## [Given task]
In the listing below, locate the lines that hold the string "audits". Copy those lines.

## [Source data]
⁂
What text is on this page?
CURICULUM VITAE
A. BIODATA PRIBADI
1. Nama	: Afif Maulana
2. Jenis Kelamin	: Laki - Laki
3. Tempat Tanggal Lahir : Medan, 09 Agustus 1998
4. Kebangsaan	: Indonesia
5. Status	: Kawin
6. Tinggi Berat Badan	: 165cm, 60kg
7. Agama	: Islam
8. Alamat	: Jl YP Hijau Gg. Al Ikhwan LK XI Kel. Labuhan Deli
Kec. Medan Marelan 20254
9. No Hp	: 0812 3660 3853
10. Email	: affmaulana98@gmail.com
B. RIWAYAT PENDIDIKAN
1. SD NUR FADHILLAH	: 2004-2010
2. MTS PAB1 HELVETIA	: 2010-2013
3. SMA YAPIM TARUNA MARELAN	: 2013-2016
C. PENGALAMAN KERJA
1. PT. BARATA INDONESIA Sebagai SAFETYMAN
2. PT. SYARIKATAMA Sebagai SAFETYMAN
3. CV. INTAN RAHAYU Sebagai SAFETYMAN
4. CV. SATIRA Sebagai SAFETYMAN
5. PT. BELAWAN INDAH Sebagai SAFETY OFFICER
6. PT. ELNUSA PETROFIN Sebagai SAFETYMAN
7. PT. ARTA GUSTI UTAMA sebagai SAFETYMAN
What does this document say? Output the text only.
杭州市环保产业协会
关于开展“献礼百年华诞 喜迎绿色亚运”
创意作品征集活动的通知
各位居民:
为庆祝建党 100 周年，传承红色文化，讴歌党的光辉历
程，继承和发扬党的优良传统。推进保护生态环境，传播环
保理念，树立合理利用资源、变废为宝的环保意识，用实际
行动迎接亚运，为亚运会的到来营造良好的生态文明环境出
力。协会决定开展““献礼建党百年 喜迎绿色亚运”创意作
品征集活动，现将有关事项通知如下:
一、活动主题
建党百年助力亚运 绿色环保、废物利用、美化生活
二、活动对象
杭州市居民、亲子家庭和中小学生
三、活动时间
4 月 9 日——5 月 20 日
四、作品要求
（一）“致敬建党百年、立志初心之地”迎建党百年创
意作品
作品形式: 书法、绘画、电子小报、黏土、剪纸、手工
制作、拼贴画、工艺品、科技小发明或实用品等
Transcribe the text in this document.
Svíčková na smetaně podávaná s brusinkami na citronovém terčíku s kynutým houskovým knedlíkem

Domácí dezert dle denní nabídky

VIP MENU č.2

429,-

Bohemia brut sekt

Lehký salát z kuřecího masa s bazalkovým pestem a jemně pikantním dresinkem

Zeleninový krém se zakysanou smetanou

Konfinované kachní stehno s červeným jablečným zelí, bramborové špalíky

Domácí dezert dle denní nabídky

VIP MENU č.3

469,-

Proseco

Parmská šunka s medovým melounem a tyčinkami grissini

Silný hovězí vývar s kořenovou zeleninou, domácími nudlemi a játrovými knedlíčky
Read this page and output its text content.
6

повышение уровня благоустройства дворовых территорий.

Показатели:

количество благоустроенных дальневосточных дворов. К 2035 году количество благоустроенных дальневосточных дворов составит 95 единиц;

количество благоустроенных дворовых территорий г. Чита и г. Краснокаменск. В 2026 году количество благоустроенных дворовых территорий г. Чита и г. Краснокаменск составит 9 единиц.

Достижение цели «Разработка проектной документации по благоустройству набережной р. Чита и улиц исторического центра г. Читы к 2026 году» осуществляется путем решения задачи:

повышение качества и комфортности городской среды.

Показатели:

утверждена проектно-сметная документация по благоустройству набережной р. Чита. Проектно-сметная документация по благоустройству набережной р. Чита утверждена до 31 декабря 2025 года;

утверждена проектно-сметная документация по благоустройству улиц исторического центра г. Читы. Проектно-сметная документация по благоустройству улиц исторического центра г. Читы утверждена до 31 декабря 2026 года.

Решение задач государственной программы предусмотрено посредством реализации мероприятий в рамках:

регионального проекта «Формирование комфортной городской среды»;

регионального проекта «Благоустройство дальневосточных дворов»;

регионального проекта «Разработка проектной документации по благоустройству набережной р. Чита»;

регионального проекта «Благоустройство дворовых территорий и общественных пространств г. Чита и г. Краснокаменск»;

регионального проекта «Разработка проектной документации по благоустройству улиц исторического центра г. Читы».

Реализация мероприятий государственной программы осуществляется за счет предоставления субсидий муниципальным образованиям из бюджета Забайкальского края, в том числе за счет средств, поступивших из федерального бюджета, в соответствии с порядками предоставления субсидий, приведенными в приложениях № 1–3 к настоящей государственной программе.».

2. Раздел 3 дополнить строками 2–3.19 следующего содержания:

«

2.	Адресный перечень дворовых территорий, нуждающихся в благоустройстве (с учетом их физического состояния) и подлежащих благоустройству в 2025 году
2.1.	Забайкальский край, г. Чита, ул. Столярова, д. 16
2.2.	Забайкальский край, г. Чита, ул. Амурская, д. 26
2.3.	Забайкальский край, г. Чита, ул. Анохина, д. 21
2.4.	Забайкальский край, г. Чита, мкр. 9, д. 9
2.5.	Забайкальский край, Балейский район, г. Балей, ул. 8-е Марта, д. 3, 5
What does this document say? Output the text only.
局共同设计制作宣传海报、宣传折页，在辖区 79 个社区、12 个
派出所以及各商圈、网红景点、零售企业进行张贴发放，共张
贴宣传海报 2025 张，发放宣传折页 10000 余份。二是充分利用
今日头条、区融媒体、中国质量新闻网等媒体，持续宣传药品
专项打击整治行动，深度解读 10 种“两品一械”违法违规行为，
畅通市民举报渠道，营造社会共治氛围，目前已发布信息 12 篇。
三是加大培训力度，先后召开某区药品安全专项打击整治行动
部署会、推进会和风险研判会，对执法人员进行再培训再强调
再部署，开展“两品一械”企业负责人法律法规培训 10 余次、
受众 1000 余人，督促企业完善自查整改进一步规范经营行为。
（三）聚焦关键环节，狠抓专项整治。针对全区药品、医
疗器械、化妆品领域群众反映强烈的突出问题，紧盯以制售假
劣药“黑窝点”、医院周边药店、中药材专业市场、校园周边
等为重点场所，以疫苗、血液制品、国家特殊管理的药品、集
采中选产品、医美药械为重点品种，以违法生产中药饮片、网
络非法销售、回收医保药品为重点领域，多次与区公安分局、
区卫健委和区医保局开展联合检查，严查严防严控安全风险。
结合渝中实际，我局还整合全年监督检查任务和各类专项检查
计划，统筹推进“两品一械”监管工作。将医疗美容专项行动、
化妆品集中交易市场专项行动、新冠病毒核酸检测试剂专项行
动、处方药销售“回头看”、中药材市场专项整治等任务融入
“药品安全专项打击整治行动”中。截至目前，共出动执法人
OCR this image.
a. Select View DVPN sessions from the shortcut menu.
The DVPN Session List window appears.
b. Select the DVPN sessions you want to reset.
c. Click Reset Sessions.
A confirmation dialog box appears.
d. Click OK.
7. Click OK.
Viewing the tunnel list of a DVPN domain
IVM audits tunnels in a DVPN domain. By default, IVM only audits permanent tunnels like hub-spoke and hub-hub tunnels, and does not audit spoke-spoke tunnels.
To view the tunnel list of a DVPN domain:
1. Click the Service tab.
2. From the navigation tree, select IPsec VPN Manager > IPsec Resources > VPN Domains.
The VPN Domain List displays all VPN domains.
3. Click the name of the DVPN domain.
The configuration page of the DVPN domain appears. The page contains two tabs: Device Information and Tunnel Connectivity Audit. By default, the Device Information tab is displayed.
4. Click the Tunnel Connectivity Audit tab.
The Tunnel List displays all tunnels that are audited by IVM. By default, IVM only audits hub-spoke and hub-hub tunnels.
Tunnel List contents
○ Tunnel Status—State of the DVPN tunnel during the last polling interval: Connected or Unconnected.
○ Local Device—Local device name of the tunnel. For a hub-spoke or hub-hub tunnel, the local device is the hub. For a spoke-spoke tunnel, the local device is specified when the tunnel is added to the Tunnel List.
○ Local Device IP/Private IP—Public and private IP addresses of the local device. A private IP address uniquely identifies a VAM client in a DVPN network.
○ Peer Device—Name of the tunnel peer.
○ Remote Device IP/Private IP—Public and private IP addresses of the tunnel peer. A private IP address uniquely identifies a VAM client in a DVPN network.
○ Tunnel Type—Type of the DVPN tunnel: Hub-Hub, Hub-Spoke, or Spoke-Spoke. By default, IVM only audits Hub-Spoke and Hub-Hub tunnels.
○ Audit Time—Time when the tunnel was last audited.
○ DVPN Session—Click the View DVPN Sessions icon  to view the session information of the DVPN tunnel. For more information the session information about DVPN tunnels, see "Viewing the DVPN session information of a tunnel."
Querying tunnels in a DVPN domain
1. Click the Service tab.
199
⁂
## [Exercise result]
IVM audits tunnels in a DVPN domain. By default, IVM only audits permanent tunnels like hub-spoke and hub-hub tunnels, and does not audit spoke-spoke tunnels.
The Tunnel List displays all tunnels that are audited by IVM. By default, IVM only audits hub-spoke and hub-hub tunnels.
○ Tunnel Type—Type of the DVPN tunnel: Hub-Hub, Hub-Spoke, or Spoke-Spoke. By default, IVM only audits Hub-Spoke and Hub-Hub tunnels.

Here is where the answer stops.